= Beginning of Section =
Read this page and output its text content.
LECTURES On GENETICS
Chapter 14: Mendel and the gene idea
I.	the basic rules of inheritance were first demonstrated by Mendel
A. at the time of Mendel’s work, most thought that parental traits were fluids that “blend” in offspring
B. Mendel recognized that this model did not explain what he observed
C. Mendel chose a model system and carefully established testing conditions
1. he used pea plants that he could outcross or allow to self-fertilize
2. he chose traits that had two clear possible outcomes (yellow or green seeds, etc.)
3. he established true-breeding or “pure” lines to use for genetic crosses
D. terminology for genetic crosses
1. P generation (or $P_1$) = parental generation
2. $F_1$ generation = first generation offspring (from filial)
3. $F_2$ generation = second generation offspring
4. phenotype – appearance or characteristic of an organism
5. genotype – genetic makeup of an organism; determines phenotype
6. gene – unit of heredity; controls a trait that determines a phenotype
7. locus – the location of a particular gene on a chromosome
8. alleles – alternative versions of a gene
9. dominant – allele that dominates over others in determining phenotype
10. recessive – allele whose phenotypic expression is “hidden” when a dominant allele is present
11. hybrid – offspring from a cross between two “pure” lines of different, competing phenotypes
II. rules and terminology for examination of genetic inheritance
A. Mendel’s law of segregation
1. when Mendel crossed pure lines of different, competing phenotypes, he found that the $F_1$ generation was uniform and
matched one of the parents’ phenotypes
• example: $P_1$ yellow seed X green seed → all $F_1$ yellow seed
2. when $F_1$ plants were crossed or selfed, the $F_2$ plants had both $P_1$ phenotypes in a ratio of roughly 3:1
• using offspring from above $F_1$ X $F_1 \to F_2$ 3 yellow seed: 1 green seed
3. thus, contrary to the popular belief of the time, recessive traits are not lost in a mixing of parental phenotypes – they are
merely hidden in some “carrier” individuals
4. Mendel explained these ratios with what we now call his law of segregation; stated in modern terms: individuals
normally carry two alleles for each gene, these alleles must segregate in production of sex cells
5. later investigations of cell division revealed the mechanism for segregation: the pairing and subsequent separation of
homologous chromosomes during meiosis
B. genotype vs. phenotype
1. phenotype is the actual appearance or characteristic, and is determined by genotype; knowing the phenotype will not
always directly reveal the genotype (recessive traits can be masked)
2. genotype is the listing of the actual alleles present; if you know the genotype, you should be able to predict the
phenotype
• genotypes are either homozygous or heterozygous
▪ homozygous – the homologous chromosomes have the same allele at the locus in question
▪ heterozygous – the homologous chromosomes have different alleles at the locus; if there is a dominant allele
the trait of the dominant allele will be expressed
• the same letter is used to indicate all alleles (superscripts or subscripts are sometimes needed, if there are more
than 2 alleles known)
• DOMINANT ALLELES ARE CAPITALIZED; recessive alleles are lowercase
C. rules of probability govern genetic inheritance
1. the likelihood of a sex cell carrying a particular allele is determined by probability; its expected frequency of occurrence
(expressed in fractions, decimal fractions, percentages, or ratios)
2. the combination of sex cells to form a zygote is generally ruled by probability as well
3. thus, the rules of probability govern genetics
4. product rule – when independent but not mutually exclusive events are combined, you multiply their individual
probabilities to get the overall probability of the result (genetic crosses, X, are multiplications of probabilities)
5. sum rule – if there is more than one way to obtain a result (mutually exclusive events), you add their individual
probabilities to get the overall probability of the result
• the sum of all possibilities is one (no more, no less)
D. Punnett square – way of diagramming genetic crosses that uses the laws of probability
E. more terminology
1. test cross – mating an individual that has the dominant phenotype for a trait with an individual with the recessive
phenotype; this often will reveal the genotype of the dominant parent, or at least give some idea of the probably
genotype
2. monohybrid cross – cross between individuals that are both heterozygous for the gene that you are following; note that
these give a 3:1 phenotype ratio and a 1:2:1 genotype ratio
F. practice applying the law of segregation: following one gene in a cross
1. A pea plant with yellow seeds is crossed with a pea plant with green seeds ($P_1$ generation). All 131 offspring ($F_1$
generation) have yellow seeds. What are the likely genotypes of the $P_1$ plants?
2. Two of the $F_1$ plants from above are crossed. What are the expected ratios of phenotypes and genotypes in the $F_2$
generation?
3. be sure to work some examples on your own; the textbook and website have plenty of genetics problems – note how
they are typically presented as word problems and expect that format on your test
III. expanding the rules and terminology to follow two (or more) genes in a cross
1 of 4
= End of Section =
Everything in the listing must be reproduced exactly; please include every line.

Read this page and output its text content.
LECTURES On GENETICS
Chapter 14: Mendel and the gene idea
I.	the basic rules of inheritance were first demonstrated by Mendel
A. at the time of Mendel’s work, most thought that parental traits were fluids that “blend” in offspring
B. Mendel recognized that this model did not explain what he observed
C. Mendel chose a model system and carefully established testing conditions
1. he used pea plants that he could outcross or allow to self-fertilize
2. he chose traits that had two clear possible outcomes (yellow or green seeds, etc.)
3. he established true-breeding or “pure” lines to use for genetic crosses
D. terminology for genetic crosses
1. P generation (or $P_1$) = parental generation
2. $F_1$ generation = first generation offspring (from filial)
3. $F_2$ generation = second generation offspring
4. phenotype – appearance or characteristic of an organism
5. genotype – genetic makeup of an organism; determines phenotype
6. gene – unit of heredity; controls a trait that determines a phenotype
7. locus – the location of a particular gene on a chromosome
8. alleles – alternative versions of a gene
9. dominant – allele that dominates over others in determining phenotype
10. recessive – allele whose phenotypic expression is “hidden” when a dominant allele is present
11. hybrid – offspring from a cross between two “pure” lines of different, competing phenotypes
II. rules and terminology for examination of genetic inheritance
A. Mendel’s law of segregation
1. when Mendel crossed pure lines of different, competing phenotypes, he found that the $F_1$ generation was uniform and
matched one of the parents’ phenotypes
• example: $P_1$ yellow seed X green seed → all $F_1$ yellow seed
2. when $F_1$ plants were crossed or selfed, the $F_2$ plants had both $P_1$ phenotypes in a ratio of roughly 3:1
• using offspring from above $F_1$ X $F_1 \to F_2$ 3 yellow seed: 1 green seed
3. thus, contrary to the popular belief of the time, recessive traits are not lost in a mixing of parental phenotypes – they are
merely hidden in some “carrier” individuals
4. Mendel explained these ratios with what we now call his law of segregation; stated in modern terms: individuals
normally carry two alleles for each gene, these alleles must segregate in production of sex cells
5. later investigations of cell division revealed the mechanism for segregation: the pairing and subsequent separation of
homologous chromosomes during meiosis
B. genotype vs. phenotype
1. phenotype is the actual appearance or characteristic, and is determined by genotype; knowing the phenotype will not
always directly reveal the genotype (recessive traits can be masked)
2. genotype is the listing of the actual alleles present; if you know the genotype, you should be able to predict the
phenotype
• genotypes are either homozygous or heterozygous
▪ homozygous – the homologous chromosomes have the same allele at the locus in question
▪ heterozygous – the homologous chromosomes have different alleles at the locus; if there is a dominant allele
the trait of the dominant allele will be expressed
• the same letter is used to indicate all alleles (superscripts or subscripts are sometimes needed, if there are more
than 2 alleles known)
• DOMINANT ALLELES ARE CAPITALIZED; recessive alleles are lowercase
C. rules of probability govern genetic inheritance
1. the likelihood of a sex cell carrying a particular allele is determined by probability; its expected frequency of occurrence
(expressed in fractions, decimal fractions, percentages, or ratios)
2. the combination of sex cells to form a zygote is generally ruled by probability as well
3. thus, the rules of probability govern genetics
4. product rule – when independent but not mutually exclusive events are combined, you multiply their individual
probabilities to get the overall probability of the result (genetic crosses, X, are multiplications of probabilities)
5. sum rule – if there is more than one way to obtain a result (mutually exclusive events), you add their individual
probabilities to get the overall probability of the result
• the sum of all possibilities is one (no more, no less)
D. Punnett square – way of diagramming genetic crosses that uses the laws of probability
E. more terminology
1. test cross – mating an individual that has the dominant phenotype for a trait with an individual with the recessive
phenotype; this often will reveal the genotype of the dominant parent, or at least give some idea of the probably
genotype
2. monohybrid cross – cross between individuals that are both heterozygous for the gene that you are following; note that
these give a 3:1 phenotype ratio and a 1:2:1 genotype ratio
F. practice applying the law of segregation: following one gene in a cross
1. A pea plant with yellow seeds is crossed with a pea plant with green seeds ($P_1$ generation). All 131 offspring ($F_1$
generation) have yellow seeds. What are the likely genotypes of the $P_1$ plants?
2. Two of the $F_1$ plants from above are crossed. What are the expected ratios of phenotypes and genotypes in the $F_2$
generation?
3. be sure to work some examples on your own; the textbook and website have plenty of genetics problems – note how
they are typically presented as word problems and expect that format on your test
III. expanding the rules and terminology to follow two (or more) genes in a cross
1 of 4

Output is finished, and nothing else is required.